» **What needs to be done**
Work through the data line by line, gathering every line that has the word "декабрь".

» **Recorded information**

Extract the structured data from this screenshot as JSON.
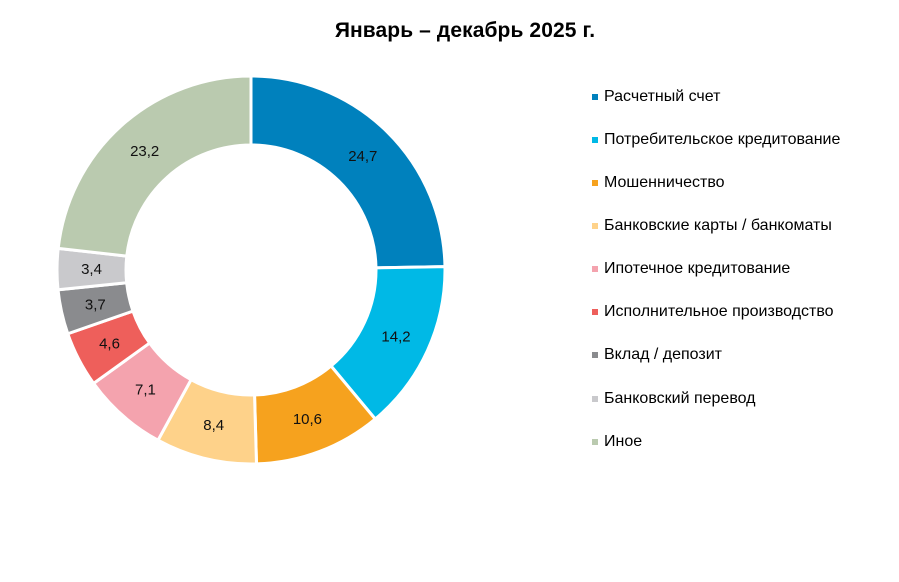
{
  "title": "Январь – декабрь 2025 г.",
  "chart_data": {
    "type": "pie",
    "variant": "donut",
    "title": "Январь – декабрь 2025 г.",
    "categories": [
      "Расчетный счет",
      "Потребительское кредитование",
      "Мошенничество",
      "Банковские карты / банкоматы",
      "Ипотечное кредитование",
      "Исполнительное производство",
      "Вклад / депозит",
      "Банковский перевод",
      "Иное"
    ],
    "values": [
      24.7,
      14.2,
      10.6,
      8.4,
      7.1,
      4.6,
      3.7,
      3.4,
      23.2
    ],
    "value_labels": [
      "24,7",
      "14,2",
      "10,6",
      "8,4",
      "7,1",
      "4,6",
      "3,7",
      "3,4",
      "23,2"
    ],
    "colors": [
      "#0081BD",
      "#00B9E6",
      "#F6A21E",
      "#FED28A",
      "#F4A3AE",
      "#EE5F5B",
      "#8A8B8E",
      "#C9C9CC",
      "#BACAAF"
    ],
    "start_angle_deg": 0,
    "direction": "clockwise",
    "legend_position": "right"
  },
  "legend": {
    "items": [
      {
        "label": "Расчетный счет",
        "color": "#0081BD"
      },
      {
        "label": "Потребительское кредитование",
        "color": "#00B9E6"
      },
      {
        "label": "Мошенничество",
        "color": "#F6A21E"
      },
      {
        "label": "Банковские карты / банкоматы",
        "color": "#FED28A"
      },
      {
        "label": "Ипотечное кредитование",
        "color": "#F4A3AE"
      },
      {
        "label": "Исполнительное производство",
        "color": "#EE5F5B"
      },
      {
        "label": "Вклад / депозит",
        "color": "#8A8B8E"
      },
      {
        "label": "Банковский перевод",
        "color": "#C9C9CC"
      },
      {
        "label": "Иное",
        "color": "#BACAAF"
      }
    ]
  }
}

» **Solution for this exercise**
  "title": "Январь – декабрь 2025 г.",
    "title": "Январь – декабрь 2025 г.",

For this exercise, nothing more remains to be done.